> Data rows:
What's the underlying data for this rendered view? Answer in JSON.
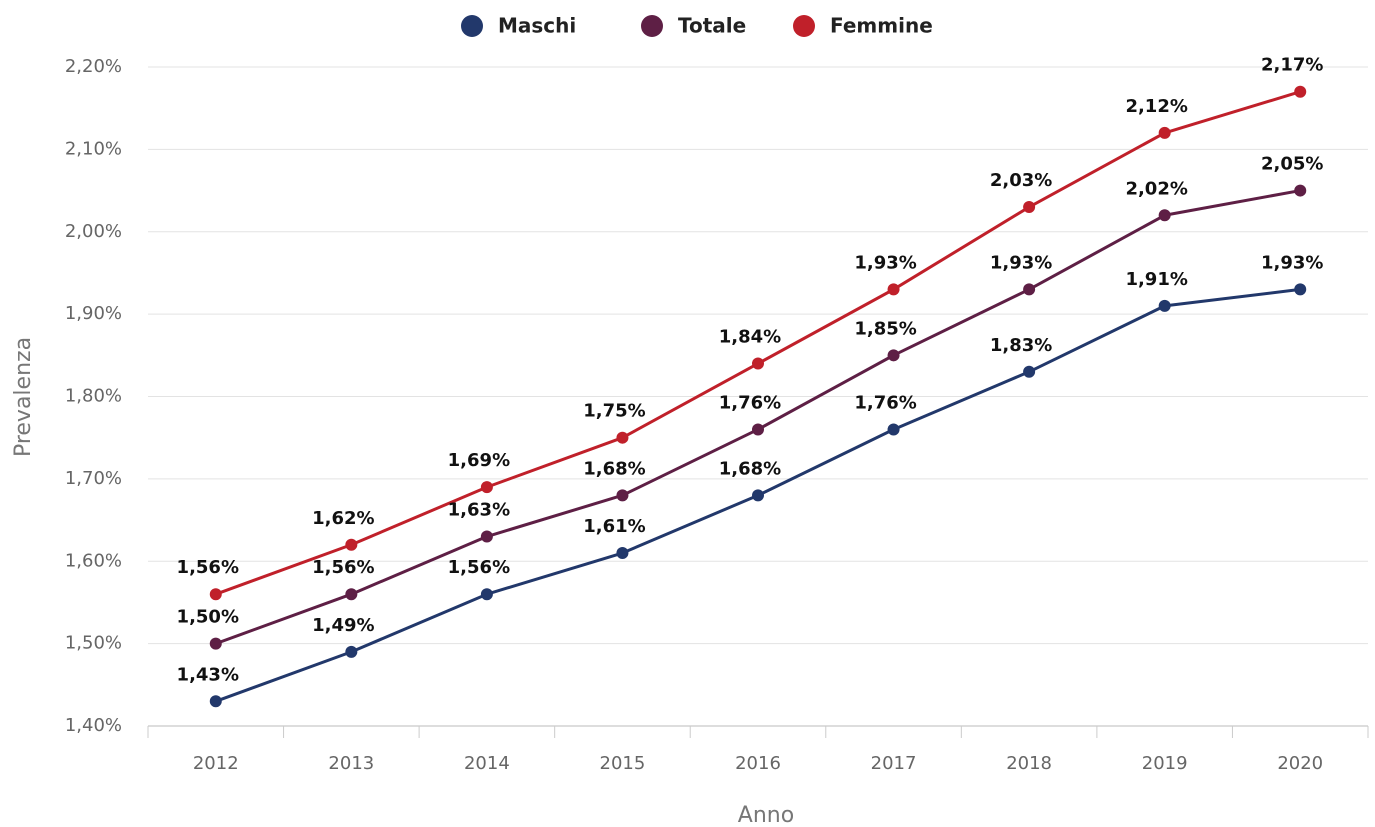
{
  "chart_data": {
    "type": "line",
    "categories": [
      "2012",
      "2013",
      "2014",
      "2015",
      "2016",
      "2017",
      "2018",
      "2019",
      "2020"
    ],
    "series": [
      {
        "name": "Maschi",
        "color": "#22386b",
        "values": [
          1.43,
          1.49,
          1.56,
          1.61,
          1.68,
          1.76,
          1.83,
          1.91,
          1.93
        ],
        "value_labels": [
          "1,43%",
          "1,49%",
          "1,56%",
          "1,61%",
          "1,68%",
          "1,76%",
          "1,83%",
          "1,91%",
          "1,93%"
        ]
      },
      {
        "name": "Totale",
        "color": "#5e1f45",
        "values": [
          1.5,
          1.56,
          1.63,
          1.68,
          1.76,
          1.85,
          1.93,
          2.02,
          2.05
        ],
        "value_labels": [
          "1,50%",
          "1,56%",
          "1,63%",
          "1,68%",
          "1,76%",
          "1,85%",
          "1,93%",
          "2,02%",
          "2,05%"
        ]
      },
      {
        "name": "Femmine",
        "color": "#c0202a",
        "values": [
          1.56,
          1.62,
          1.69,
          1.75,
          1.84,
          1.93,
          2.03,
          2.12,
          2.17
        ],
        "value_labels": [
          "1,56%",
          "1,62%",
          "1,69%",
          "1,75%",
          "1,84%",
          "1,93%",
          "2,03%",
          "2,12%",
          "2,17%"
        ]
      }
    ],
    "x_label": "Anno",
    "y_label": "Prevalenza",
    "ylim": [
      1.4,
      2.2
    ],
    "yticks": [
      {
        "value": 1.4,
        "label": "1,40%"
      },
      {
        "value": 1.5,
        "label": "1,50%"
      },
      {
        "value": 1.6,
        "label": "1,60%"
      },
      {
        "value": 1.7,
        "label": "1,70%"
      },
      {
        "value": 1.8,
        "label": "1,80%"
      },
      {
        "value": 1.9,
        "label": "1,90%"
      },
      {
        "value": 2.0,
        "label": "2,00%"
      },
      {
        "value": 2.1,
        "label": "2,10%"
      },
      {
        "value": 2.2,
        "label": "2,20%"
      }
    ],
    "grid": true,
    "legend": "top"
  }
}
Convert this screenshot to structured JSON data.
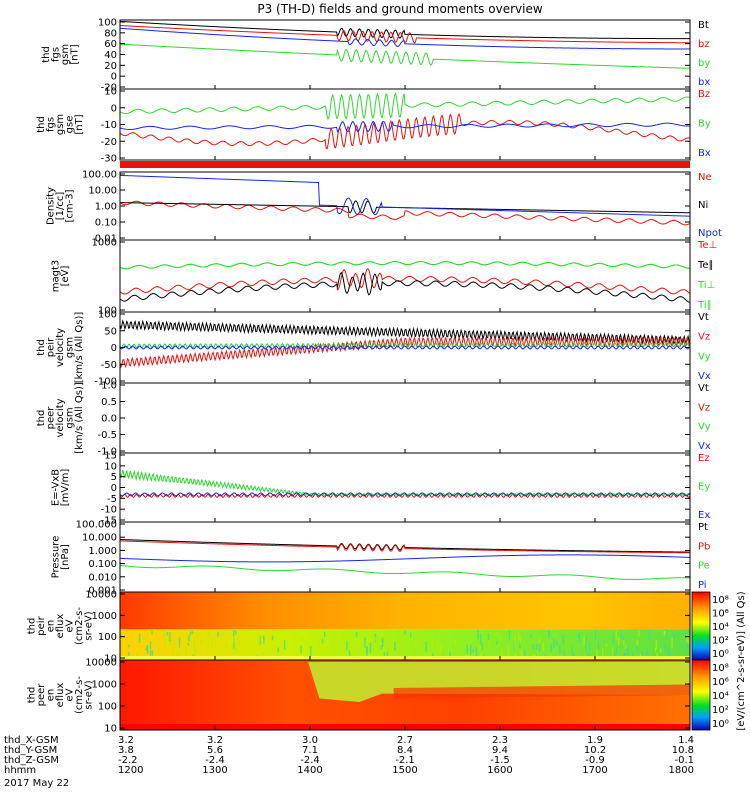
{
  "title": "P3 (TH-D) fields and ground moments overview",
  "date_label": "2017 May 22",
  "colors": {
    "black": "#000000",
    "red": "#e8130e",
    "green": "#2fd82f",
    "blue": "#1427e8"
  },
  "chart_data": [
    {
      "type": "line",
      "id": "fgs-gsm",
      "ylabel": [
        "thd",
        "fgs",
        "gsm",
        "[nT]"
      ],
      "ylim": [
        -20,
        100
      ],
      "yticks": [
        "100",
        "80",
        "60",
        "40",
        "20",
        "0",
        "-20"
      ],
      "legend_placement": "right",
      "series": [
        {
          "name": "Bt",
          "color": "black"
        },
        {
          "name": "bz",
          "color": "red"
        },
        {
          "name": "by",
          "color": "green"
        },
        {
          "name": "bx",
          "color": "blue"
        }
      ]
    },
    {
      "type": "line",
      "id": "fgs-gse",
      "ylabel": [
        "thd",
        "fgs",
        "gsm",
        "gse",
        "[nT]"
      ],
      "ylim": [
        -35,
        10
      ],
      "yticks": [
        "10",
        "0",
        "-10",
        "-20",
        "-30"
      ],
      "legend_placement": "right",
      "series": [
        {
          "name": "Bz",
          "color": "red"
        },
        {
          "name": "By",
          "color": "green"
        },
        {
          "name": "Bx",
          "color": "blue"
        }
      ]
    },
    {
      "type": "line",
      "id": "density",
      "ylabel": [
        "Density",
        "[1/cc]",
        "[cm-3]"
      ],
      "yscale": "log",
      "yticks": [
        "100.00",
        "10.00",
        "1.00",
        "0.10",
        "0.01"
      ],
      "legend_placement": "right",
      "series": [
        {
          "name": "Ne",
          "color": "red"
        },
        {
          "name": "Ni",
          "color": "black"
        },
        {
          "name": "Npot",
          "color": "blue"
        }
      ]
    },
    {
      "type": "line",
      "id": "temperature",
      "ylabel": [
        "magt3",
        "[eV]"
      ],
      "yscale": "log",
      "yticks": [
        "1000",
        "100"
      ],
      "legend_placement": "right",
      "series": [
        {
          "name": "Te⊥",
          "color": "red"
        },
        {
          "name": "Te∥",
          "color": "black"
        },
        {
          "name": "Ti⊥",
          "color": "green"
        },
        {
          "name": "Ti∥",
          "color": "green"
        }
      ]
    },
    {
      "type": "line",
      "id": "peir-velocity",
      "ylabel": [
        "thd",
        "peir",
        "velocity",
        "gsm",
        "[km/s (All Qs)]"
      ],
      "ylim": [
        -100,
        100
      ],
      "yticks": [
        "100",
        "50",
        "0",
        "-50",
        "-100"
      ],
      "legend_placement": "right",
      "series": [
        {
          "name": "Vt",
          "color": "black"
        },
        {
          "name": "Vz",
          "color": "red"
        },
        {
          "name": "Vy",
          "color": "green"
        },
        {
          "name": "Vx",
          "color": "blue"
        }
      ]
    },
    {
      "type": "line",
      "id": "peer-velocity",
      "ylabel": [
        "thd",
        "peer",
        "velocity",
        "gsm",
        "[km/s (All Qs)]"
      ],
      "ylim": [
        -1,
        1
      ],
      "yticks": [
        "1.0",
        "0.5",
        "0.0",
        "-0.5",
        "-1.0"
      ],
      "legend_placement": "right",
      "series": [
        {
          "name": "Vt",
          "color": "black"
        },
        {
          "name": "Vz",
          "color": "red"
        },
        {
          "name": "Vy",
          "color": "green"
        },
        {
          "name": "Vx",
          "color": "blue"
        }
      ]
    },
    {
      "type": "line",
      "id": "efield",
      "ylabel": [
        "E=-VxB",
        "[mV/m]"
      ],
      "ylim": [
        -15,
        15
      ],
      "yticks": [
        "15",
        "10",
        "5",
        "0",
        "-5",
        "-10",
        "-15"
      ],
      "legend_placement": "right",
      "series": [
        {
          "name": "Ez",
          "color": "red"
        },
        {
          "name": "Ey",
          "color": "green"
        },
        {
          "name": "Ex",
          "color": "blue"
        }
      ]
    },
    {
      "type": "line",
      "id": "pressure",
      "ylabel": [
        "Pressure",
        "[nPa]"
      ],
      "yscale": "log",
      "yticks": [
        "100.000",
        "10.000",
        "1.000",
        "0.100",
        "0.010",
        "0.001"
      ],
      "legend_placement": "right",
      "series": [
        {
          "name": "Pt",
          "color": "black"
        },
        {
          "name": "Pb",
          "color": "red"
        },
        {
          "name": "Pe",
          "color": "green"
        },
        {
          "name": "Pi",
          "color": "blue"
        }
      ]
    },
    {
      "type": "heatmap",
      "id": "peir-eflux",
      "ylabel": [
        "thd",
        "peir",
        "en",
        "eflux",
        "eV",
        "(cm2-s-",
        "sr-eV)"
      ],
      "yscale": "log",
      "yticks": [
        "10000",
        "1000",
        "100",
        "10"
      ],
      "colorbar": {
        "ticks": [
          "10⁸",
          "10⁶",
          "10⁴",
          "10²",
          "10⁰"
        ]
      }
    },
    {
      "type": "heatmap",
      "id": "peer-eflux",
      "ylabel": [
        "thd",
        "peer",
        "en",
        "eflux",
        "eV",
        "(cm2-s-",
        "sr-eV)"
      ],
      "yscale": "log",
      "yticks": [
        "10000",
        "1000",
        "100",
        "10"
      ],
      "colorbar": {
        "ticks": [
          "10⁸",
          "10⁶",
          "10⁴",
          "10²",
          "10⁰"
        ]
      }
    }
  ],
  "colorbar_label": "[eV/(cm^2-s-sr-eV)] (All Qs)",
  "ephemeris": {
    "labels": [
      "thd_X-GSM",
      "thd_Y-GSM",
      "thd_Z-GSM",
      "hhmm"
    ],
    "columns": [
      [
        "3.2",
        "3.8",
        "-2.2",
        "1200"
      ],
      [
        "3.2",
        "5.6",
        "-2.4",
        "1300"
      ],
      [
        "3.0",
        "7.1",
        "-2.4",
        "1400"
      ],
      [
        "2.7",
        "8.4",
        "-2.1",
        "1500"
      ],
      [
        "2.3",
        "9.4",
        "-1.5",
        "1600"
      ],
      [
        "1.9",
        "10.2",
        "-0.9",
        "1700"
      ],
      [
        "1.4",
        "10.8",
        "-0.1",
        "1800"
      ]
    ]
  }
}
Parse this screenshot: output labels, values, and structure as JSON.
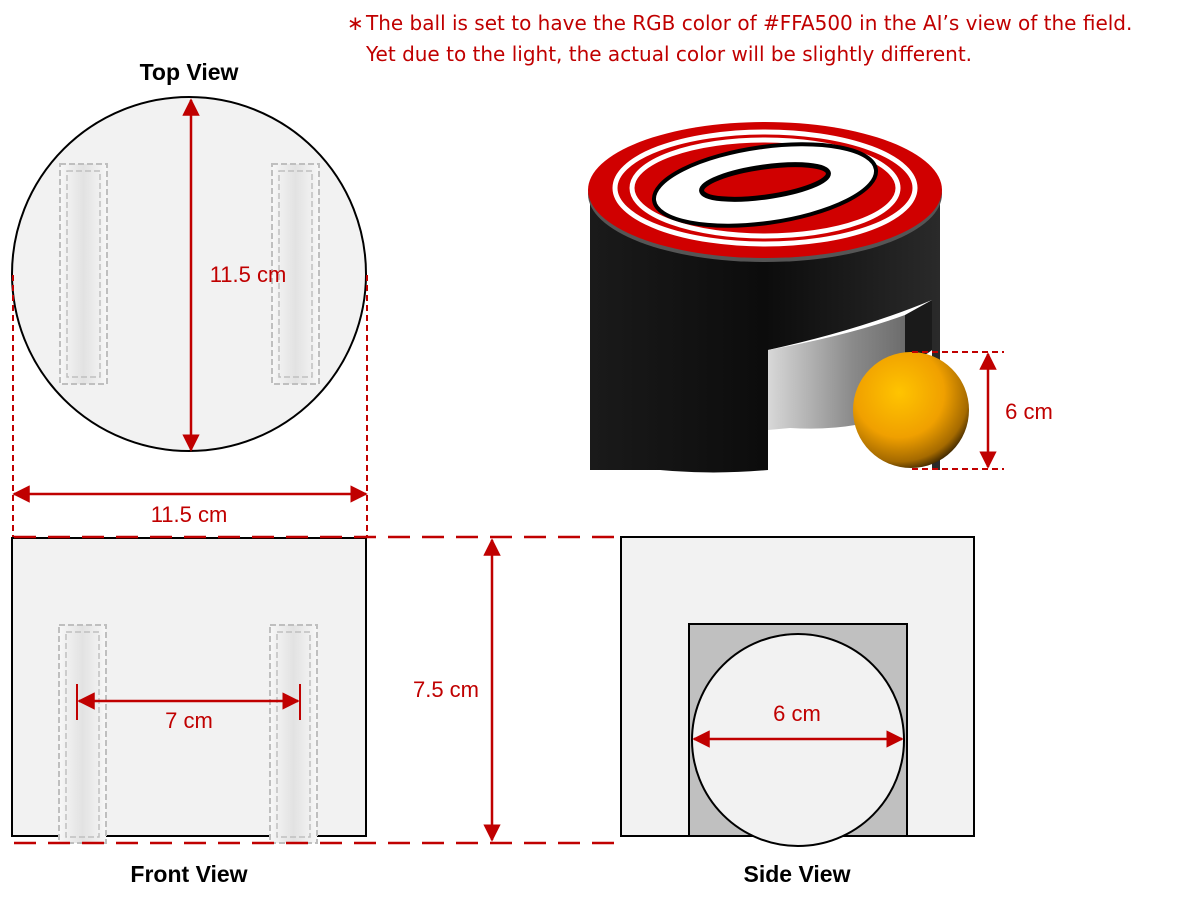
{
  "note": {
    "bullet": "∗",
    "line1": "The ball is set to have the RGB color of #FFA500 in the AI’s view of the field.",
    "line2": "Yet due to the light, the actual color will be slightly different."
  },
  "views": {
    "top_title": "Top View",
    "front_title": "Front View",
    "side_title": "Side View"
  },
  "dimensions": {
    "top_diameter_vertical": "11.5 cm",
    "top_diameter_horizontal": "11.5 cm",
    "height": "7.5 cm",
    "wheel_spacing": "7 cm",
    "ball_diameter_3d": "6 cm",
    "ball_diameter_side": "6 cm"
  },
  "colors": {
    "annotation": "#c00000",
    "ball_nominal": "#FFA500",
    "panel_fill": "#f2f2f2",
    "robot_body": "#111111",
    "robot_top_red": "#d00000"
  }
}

> Task statement:
Looking at the data above, show all lines where the word "screenshot" occurs.

> The reply:
Convert this screenshot to structured JSON data.
Parse this screenshot: output labels, values, and structure as JSON.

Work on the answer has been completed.